# [Do this]
Please give the count of lines holding the string "Positive" and nothing besides.

# [Material for this exercise]

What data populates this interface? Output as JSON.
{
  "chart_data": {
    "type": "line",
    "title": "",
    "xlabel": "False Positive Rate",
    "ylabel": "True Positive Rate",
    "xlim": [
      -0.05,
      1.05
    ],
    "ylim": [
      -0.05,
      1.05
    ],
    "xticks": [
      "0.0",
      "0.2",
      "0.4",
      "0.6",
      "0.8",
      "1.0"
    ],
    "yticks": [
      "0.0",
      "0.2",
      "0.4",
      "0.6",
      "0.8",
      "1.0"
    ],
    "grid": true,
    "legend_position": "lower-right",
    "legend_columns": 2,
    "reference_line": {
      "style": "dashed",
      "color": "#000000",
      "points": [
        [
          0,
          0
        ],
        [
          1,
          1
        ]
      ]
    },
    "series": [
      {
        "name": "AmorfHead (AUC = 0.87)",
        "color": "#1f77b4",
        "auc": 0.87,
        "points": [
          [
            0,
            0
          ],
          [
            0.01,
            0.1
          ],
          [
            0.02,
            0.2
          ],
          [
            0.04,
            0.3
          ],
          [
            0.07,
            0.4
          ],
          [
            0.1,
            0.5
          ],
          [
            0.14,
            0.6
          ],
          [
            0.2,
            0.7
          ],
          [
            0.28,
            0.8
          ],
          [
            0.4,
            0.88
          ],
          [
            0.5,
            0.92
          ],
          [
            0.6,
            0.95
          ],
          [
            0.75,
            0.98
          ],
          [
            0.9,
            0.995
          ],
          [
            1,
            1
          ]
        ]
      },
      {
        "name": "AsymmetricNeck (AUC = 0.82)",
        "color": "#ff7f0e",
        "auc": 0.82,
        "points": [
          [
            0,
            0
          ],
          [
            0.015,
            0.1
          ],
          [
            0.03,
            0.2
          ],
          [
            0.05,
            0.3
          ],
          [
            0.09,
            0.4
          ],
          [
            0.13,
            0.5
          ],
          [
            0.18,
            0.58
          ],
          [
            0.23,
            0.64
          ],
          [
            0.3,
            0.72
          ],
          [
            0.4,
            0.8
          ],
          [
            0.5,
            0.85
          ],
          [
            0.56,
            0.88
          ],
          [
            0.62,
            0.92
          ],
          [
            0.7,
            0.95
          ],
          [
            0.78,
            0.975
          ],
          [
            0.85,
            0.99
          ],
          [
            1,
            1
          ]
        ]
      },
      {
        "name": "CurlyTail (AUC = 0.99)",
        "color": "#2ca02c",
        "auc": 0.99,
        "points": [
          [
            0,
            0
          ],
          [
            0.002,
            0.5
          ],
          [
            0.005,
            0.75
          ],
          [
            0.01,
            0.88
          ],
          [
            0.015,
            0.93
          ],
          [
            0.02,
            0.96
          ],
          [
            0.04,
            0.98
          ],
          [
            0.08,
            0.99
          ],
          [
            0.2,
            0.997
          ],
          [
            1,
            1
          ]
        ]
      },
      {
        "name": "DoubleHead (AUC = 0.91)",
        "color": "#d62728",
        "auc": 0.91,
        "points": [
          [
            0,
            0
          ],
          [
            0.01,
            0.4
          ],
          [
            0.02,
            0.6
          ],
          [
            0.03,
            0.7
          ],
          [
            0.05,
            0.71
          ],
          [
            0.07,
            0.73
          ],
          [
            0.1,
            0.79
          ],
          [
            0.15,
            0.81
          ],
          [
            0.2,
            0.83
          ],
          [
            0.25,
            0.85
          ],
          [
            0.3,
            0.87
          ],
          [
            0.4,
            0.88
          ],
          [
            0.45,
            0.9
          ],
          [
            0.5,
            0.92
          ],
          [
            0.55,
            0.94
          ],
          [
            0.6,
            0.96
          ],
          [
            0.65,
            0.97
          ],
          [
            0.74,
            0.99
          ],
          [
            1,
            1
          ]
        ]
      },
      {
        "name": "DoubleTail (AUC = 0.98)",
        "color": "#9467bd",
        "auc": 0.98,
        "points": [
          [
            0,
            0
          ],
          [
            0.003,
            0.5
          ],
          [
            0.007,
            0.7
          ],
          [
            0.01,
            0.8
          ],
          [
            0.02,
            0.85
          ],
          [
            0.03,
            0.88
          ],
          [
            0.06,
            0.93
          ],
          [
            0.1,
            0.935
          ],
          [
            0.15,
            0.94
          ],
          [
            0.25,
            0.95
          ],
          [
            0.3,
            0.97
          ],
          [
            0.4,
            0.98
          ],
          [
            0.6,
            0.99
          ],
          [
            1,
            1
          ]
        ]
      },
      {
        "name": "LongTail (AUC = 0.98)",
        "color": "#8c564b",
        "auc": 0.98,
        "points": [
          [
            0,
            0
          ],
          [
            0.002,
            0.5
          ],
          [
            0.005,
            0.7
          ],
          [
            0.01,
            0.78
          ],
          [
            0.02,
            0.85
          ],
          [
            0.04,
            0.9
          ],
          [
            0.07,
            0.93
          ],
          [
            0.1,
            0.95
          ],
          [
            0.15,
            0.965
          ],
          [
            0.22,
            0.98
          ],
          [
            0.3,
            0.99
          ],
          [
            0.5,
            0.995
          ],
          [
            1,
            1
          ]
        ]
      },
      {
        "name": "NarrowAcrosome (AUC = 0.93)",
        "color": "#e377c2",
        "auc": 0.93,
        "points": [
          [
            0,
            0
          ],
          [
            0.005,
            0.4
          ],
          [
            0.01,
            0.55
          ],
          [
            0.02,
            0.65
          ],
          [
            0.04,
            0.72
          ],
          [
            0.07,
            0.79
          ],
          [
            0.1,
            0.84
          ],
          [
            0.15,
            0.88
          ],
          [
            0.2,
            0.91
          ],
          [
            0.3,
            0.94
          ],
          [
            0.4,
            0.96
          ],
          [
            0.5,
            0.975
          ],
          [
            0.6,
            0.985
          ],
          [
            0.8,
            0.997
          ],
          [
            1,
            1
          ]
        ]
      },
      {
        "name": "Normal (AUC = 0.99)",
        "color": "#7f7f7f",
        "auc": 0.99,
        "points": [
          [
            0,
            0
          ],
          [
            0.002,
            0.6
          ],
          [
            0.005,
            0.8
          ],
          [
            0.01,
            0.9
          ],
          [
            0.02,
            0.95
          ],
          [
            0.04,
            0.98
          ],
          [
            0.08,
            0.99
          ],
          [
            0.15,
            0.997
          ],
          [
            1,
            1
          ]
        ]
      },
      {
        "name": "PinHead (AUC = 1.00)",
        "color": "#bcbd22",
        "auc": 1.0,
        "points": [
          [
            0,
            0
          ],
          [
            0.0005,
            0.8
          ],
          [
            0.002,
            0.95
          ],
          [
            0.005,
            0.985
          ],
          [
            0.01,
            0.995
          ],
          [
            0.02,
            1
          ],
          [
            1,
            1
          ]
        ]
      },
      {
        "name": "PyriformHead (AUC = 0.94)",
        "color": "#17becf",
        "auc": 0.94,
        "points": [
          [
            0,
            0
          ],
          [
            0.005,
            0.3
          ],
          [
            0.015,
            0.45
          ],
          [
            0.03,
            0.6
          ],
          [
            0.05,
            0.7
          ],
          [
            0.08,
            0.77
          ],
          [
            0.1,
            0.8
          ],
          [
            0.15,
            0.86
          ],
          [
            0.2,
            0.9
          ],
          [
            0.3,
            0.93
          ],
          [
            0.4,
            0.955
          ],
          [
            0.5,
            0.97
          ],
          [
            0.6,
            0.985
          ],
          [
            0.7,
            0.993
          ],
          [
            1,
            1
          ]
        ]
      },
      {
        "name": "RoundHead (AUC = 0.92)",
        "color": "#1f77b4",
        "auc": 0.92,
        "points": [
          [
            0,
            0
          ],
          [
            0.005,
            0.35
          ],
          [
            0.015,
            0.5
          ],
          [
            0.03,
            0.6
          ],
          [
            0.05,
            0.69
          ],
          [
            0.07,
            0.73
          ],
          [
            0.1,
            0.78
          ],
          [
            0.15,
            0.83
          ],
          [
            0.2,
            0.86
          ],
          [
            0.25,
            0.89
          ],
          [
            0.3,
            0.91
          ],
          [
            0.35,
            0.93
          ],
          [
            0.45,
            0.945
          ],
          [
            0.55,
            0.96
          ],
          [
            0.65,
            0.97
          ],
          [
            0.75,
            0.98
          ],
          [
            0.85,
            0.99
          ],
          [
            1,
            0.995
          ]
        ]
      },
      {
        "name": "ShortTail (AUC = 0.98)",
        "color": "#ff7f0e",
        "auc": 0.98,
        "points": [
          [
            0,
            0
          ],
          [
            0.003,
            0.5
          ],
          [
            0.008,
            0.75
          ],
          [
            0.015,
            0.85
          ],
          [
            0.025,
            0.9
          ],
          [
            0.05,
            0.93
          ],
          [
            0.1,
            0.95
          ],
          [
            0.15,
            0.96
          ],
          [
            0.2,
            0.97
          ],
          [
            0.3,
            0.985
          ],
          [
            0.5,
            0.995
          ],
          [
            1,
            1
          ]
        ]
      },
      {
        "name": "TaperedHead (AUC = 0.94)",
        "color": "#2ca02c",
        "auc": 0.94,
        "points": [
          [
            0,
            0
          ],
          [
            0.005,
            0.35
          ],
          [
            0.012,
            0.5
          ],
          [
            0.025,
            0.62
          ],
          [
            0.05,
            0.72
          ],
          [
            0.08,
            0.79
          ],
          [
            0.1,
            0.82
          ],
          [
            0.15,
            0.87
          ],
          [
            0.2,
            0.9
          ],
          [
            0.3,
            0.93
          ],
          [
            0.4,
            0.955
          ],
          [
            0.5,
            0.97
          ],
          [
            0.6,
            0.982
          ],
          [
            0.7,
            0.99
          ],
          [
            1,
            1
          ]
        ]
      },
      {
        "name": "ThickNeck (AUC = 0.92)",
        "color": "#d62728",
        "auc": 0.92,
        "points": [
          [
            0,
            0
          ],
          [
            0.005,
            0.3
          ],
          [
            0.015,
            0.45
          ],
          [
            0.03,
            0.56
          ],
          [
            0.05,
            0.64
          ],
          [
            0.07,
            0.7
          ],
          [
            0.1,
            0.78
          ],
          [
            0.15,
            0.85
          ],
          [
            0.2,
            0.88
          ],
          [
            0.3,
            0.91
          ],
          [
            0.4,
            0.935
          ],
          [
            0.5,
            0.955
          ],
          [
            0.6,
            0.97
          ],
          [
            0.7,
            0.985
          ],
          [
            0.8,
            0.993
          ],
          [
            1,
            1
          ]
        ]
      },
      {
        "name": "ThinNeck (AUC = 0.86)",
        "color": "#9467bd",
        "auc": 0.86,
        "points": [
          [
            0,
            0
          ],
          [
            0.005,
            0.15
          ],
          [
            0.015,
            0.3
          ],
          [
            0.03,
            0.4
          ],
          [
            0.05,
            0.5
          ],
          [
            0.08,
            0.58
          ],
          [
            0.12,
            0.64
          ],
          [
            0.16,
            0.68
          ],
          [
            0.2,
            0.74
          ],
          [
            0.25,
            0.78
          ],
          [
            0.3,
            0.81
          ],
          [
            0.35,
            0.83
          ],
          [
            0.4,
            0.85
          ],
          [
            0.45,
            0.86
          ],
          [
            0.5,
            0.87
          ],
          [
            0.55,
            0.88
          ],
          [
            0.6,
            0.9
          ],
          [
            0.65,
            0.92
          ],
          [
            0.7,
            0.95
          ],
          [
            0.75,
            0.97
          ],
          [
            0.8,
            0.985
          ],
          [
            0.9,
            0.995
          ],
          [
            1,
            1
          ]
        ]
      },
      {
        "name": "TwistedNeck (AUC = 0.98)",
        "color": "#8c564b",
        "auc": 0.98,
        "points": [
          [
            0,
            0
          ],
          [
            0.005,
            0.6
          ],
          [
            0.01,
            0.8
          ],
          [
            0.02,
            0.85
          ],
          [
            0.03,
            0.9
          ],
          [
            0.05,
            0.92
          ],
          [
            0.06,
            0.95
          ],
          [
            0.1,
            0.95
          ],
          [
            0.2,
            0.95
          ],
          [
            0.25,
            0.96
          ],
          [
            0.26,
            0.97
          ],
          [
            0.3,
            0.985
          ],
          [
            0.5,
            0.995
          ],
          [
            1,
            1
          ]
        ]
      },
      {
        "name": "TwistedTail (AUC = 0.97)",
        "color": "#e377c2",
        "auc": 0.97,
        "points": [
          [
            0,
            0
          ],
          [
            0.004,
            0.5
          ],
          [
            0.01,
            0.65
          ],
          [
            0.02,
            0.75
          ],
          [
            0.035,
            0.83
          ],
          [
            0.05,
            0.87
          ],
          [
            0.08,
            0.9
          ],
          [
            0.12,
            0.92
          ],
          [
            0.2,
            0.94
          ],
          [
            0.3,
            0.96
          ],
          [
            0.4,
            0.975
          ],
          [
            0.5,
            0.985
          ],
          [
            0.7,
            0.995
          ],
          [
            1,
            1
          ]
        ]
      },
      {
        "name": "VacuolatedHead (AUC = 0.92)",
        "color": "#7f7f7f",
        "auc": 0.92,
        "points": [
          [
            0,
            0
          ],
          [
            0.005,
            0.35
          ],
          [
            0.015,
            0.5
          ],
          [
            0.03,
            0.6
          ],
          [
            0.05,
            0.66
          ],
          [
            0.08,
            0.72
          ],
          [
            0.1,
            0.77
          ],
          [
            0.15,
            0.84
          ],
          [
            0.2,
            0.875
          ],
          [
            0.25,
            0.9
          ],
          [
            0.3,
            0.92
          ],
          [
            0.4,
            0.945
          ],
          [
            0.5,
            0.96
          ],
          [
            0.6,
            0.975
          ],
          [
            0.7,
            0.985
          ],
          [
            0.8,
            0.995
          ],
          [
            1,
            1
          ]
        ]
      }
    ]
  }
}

# [Worked solution]
2